Items stored from a collection:
---
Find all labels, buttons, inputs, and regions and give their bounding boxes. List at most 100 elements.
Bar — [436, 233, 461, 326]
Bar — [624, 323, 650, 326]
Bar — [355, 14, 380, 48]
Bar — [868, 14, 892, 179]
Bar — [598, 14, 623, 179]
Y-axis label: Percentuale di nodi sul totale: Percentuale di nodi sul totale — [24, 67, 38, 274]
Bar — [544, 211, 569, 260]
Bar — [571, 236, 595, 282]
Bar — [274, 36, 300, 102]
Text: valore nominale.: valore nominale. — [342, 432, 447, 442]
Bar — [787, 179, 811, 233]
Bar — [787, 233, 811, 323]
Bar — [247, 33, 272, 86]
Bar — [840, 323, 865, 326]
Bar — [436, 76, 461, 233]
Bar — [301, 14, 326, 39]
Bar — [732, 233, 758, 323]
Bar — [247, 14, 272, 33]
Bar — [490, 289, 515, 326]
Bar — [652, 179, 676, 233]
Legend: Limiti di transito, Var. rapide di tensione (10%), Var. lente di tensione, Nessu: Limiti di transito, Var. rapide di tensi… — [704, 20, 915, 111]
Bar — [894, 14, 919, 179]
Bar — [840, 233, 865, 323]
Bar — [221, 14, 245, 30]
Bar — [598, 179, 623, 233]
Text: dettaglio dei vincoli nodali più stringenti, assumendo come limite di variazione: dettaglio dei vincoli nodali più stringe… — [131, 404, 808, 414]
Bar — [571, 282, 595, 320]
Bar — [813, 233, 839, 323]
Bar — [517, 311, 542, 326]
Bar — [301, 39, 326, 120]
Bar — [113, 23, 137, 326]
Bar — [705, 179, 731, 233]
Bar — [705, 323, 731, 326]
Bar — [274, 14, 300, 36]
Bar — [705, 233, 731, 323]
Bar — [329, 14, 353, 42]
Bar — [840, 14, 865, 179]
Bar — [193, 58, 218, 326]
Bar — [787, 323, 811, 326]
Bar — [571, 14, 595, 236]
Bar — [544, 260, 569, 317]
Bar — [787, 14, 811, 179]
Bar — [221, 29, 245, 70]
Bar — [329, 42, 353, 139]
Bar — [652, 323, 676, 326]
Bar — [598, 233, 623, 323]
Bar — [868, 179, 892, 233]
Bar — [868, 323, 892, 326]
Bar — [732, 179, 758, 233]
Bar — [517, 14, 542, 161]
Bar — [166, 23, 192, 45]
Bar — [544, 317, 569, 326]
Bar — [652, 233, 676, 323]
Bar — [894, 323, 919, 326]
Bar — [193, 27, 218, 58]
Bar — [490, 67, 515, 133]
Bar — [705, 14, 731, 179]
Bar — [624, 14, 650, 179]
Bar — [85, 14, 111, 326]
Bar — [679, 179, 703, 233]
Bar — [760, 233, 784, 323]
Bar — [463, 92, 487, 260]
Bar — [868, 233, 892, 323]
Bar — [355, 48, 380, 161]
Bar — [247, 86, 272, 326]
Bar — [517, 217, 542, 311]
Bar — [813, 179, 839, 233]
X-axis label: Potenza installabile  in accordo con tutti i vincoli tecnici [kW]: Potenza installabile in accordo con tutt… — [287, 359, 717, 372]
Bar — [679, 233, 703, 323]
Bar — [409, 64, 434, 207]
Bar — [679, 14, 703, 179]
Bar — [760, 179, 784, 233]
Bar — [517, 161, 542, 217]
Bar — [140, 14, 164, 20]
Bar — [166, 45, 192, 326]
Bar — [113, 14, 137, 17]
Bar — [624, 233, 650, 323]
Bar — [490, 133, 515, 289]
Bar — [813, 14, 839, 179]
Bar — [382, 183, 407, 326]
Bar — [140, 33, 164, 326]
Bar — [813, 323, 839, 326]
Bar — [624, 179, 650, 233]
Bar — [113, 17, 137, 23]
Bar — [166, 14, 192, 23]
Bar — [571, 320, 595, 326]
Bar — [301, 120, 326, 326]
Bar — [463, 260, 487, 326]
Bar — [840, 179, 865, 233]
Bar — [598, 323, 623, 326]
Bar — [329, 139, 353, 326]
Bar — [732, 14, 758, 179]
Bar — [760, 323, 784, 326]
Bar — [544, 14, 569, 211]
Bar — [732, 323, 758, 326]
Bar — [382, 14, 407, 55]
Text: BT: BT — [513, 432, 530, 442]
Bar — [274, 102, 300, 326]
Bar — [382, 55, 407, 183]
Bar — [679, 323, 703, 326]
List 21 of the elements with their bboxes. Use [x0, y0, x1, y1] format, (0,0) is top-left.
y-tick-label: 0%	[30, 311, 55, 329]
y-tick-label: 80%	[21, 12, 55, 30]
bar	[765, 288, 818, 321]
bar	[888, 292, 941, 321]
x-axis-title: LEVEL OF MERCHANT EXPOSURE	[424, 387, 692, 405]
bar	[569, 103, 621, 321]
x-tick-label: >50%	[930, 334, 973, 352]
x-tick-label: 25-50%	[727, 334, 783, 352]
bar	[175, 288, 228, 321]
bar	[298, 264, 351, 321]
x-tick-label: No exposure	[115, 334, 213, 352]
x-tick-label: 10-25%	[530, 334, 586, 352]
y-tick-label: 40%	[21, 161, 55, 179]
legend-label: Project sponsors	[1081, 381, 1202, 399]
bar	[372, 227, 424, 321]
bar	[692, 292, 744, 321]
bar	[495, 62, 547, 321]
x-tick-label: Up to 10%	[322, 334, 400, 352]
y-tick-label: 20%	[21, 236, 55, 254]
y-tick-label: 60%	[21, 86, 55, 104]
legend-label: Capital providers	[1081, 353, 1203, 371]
---
#### [Request]
Retype every line of the data above exactly as it appears, without changing anything.

#### [Completed exercise]
Find all labels, buttons, inputs, and regions and give their bounding boxes. List at most 100 elements.
Bar — [436, 233, 461, 326]
Bar — [624, 323, 650, 326]
Bar — [355, 14, 380, 48]
Bar — [868, 14, 892, 179]
Bar — [598, 14, 623, 179]
Y-axis label: Percentuale di nodi sul totale: Percentuale di nodi sul totale — [24, 67, 38, 274]
Bar — [544, 211, 569, 260]
Bar — [571, 236, 595, 282]
Bar — [274, 36, 300, 102]
Text: valore nominale.: valore nominale. — [342, 432, 447, 442]
Bar — [787, 179, 811, 233]
Bar — [787, 233, 811, 323]
Bar — [247, 33, 272, 86]
Bar — [840, 323, 865, 326]
Bar — [436, 76, 461, 233]
Bar — [301, 14, 326, 39]
Bar — [732, 233, 758, 323]
Bar — [247, 14, 272, 33]
Bar — [490, 289, 515, 326]
Bar — [652, 179, 676, 233]
Legend: Limiti di transito, Var. rapide di tensione (10%), Var. lente di tensione, Nessu: Limiti di transito, Var. rapide di tensi… — [704, 20, 915, 111]
Bar — [894, 14, 919, 179]
Bar — [840, 233, 865, 323]
Bar — [221, 14, 245, 30]
Bar — [598, 179, 623, 233]
Text: dettaglio dei vincoli nodali più stringenti, assumendo come limite di variazione: dettaglio dei vincoli nodali più stringe… — [131, 404, 808, 414]
Bar — [571, 282, 595, 320]
Bar — [813, 233, 839, 323]
Bar — [517, 311, 542, 326]
Bar — [301, 39, 326, 120]
Bar — [113, 23, 137, 326]
Bar — [705, 179, 731, 233]
Bar — [705, 323, 731, 326]
Bar — [274, 14, 300, 36]
Bar — [705, 233, 731, 323]
Bar — [329, 14, 353, 42]
Bar — [840, 14, 865, 179]
Bar — [193, 58, 218, 326]
Bar — [787, 323, 811, 326]
Bar — [571, 14, 595, 236]
Bar — [544, 260, 569, 317]
Bar — [787, 14, 811, 179]
Bar — [221, 29, 245, 70]
Bar — [329, 42, 353, 139]
Bar — [652, 323, 676, 326]
Bar — [598, 233, 623, 323]
Bar — [868, 179, 892, 233]
Bar — [868, 323, 892, 326]
Bar — [732, 179, 758, 233]
Bar — [517, 14, 542, 161]
Bar — [166, 23, 192, 45]
Bar — [544, 317, 569, 326]
Bar — [652, 233, 676, 323]
Bar — [894, 323, 919, 326]
Bar — [193, 27, 218, 58]
Bar — [490, 67, 515, 133]
Bar — [705, 14, 731, 179]
Bar — [624, 14, 650, 179]
Bar — [85, 14, 111, 326]
Bar — [679, 179, 703, 233]
Bar — [760, 233, 784, 323]
Bar — [463, 92, 487, 260]
Bar — [868, 233, 892, 323]
Bar — [355, 48, 380, 161]
Bar — [247, 86, 272, 326]
Bar — [517, 217, 542, 311]
Bar — [813, 179, 839, 233]
X-axis label: Potenza installabile  in accordo con tutti i vincoli tecnici [kW]: Potenza installabile in accordo con tutt… — [287, 359, 717, 372]
Bar — [679, 233, 703, 323]
Bar — [409, 64, 434, 207]
Bar — [679, 14, 703, 179]
Bar — [760, 179, 784, 233]
Bar — [517, 161, 542, 217]
Bar — [140, 14, 164, 20]
Bar — [166, 45, 192, 326]
Bar — [113, 14, 137, 17]
Bar — [624, 233, 650, 323]
Bar — [490, 133, 515, 289]
Bar — [813, 14, 839, 179]
Bar — [382, 183, 407, 326]
Bar — [140, 33, 164, 326]
Bar — [813, 323, 839, 326]
Bar — [624, 179, 650, 233]
Bar — [113, 17, 137, 23]
Bar — [166, 14, 192, 23]
Bar — [571, 320, 595, 326]
Bar — [301, 120, 326, 326]
Bar — [463, 260, 487, 326]
Bar — [840, 179, 865, 233]
Bar — [598, 323, 623, 326]
Bar — [329, 139, 353, 326]
Bar — [732, 14, 758, 179]
Bar — [760, 323, 784, 326]
Bar — [544, 14, 569, 211]
Bar — [732, 323, 758, 326]
Bar — [382, 14, 407, 55]
Text: BT: BT — [513, 432, 530, 442]
Bar — [274, 102, 300, 326]
Bar — [382, 55, 407, 183]
Bar — [679, 323, 703, 326]
List 21 of the elements with their bboxes. Use [x0, y0, x1, y1] format, (0,0) is top-left.
y-tick-label: 0%	[30, 311, 55, 329]
y-tick-label: 80%	[21, 12, 55, 30]
bar	[765, 288, 818, 321]
bar	[888, 292, 941, 321]
x-axis-title: LEVEL OF MERCHANT EXPOSURE	[424, 387, 692, 405]
bar	[569, 103, 621, 321]
x-tick-label: >50%	[930, 334, 973, 352]
x-tick-label: 25-50%	[727, 334, 783, 352]
bar	[175, 288, 228, 321]
bar	[298, 264, 351, 321]
x-tick-label: No exposure	[115, 334, 213, 352]
x-tick-label: 10-25%	[530, 334, 586, 352]
y-tick-label: 40%	[21, 161, 55, 179]
legend-label: Project sponsors	[1081, 381, 1202, 399]
bar	[372, 227, 424, 321]
bar	[692, 292, 744, 321]
bar	[495, 62, 547, 321]
x-tick-label: Up to 10%	[322, 334, 400, 352]
y-tick-label: 20%	[21, 236, 55, 254]
y-tick-label: 60%	[21, 86, 55, 104]
legend-label: Capital providers	[1081, 353, 1203, 371]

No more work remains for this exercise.